> **Task requirements**
Copy every record below exactly.

(Extracted records)
·····
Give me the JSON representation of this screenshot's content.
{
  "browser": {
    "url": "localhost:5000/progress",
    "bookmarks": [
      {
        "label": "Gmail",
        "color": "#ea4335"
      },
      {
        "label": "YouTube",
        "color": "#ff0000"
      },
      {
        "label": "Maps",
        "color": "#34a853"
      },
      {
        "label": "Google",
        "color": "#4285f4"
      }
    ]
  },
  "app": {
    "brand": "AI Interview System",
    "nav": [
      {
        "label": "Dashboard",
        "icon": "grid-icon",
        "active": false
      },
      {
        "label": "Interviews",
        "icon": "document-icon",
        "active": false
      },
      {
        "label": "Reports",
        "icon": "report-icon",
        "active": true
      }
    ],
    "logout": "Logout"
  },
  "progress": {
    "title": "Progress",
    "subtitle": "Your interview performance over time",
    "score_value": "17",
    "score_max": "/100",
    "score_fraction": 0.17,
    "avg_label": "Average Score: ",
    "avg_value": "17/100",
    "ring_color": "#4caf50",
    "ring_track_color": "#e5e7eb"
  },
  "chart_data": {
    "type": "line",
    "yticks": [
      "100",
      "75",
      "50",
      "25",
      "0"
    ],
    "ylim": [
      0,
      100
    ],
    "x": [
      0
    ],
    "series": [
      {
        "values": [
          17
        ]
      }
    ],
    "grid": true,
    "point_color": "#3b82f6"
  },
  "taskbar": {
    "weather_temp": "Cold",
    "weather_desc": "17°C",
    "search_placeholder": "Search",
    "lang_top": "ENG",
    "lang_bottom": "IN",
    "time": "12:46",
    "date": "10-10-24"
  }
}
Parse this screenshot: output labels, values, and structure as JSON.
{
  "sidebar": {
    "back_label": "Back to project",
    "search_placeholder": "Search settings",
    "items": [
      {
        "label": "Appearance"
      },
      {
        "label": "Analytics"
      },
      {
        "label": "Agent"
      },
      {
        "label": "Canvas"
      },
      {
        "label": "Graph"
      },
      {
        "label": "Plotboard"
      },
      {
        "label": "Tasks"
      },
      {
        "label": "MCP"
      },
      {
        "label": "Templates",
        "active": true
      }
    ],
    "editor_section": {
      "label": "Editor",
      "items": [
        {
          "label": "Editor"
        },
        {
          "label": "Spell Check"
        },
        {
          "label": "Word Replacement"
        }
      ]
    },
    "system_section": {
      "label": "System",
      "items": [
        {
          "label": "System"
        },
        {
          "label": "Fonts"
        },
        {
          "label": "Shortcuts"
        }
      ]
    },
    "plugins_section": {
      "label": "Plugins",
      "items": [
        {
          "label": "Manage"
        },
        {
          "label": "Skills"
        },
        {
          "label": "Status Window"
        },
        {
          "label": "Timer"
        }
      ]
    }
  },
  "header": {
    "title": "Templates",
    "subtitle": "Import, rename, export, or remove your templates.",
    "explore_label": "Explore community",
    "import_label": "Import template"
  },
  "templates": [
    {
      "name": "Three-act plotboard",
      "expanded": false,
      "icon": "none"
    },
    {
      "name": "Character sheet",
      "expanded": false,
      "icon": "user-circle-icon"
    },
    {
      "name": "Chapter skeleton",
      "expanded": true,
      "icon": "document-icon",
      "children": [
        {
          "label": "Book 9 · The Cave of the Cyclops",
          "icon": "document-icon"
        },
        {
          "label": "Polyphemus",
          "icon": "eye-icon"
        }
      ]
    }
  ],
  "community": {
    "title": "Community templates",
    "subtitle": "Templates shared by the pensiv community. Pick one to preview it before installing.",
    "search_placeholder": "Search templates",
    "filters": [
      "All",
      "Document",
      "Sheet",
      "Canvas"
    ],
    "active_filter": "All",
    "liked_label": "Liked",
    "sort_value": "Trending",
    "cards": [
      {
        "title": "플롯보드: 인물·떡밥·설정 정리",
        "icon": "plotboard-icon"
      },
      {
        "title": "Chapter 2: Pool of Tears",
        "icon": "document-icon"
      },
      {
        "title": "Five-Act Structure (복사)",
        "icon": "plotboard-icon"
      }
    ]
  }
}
·····
> **Solution to this problem**
Give me the JSON representation of this screenshot's content.
{
  "browser": {
    "url": "localhost:5000/progress",
    "bookmarks": [
      {
        "label": "Gmail",
        "color": "#ea4335"
      },
      {
        "label": "YouTube",
        "color": "#ff0000"
      },
      {
        "label": "Maps",
        "color": "#34a853"
      },
      {
        "label": "Google",
        "color": "#4285f4"
      }
    ]
  },
  "app": {
    "brand": "AI Interview System",
    "nav": [
      {
        "label": "Dashboard",
        "icon": "grid-icon",
        "active": false
      },
      {
        "label": "Interviews",
        "icon": "document-icon",
        "active": false
      },
      {
        "label": "Reports",
        "icon": "report-icon",
        "active": true
      }
    ],
    "logout": "Logout"
  },
  "progress": {
    "title": "Progress",
    "subtitle": "Your interview performance over time",
    "score_value": "17",
    "score_max": "/100",
    "score_fraction": 0.17,
    "avg_label": "Average Score: ",
    "avg_value": "17/100",
    "ring_color": "#4caf50",
    "ring_track_color": "#e5e7eb"
  },
  "chart_data": {
    "type": "line",
    "yticks": [
      "100",
      "75",
      "50",
      "25",
      "0"
    ],
    "ylim": [
      0,
      100
    ],
    "x": [
      0
    ],
    "series": [
      {
        "values": [
          17
        ]
      }
    ],
    "grid": true,
    "point_color": "#3b82f6"
  },
  "taskbar": {
    "weather_temp": "Cold",
    "weather_desc": "17°C",
    "search_placeholder": "Search",
    "lang_top": "ENG",
    "lang_bottom": "IN",
    "time": "12:46",
    "date": "10-10-24"
  }
}
Parse this screenshot: output labels, values, and structure as JSON.
{
  "sidebar": {
    "back_label": "Back to project",
    "search_placeholder": "Search settings",
    "items": [
      {
        "label": "Appearance"
      },
      {
        "label": "Analytics"
      },
      {
        "label": "Agent"
      },
      {
        "label": "Canvas"
      },
      {
        "label": "Graph"
      },
      {
        "label": "Plotboard"
      },
      {
        "label": "Tasks"
      },
      {
        "label": "MCP"
      },
      {
        "label": "Templates",
        "active": true
      }
    ],
    "editor_section": {
      "label": "Editor",
      "items": [
        {
          "label": "Editor"
        },
        {
          "label": "Spell Check"
        },
        {
          "label": "Word Replacement"
        }
      ]
    },
    "system_section": {
      "label": "System",
      "items": [
        {
          "label": "System"
        },
        {
          "label": "Fonts"
        },
        {
          "label": "Shortcuts"
        }
      ]
    },
    "plugins_section": {
      "label": "Plugins",
      "items": [
        {
          "label": "Manage"
        },
        {
          "label": "Skills"
        },
        {
          "label": "Status Window"
        },
        {
          "label": "Timer"
        }
      ]
    }
  },
  "header": {
    "title": "Templates",
    "subtitle": "Import, rename, export, or remove your templates.",
    "explore_label": "Explore community",
    "import_label": "Import template"
  },
  "templates": [
    {
      "name": "Three-act plotboard",
      "expanded": false,
      "icon": "none"
    },
    {
      "name": "Character sheet",
      "expanded": false,
      "icon": "user-circle-icon"
    },
    {
      "name": "Chapter skeleton",
      "expanded": true,
      "icon": "document-icon",
      "children": [
        {
          "label": "Book 9 · The Cave of the Cyclops",
          "icon": "document-icon"
        },
        {
          "label": "Polyphemus",
          "icon": "eye-icon"
        }
      ]
    }
  ],
  "community": {
    "title": "Community templates",
    "subtitle": "Templates shared by the pensiv community. Pick one to preview it before installing.",
    "search_placeholder": "Search templates",
    "filters": [
      "All",
      "Document",
      "Sheet",
      "Canvas"
    ],
    "active_filter": "All",
    "liked_label": "Liked",
    "sort_value": "Trending",
    "cards": [
      {
        "title": "플롯보드: 인물·떡밥·설정 정리",
        "icon": "plotboard-icon"
      },
      {
        "title": "Chapter 2: Pool of Tears",
        "icon": "document-icon"
      },
      {
        "title": "Five-Act Structure (복사)",
        "icon": "plotboard-icon"
      }
    ]
  }
}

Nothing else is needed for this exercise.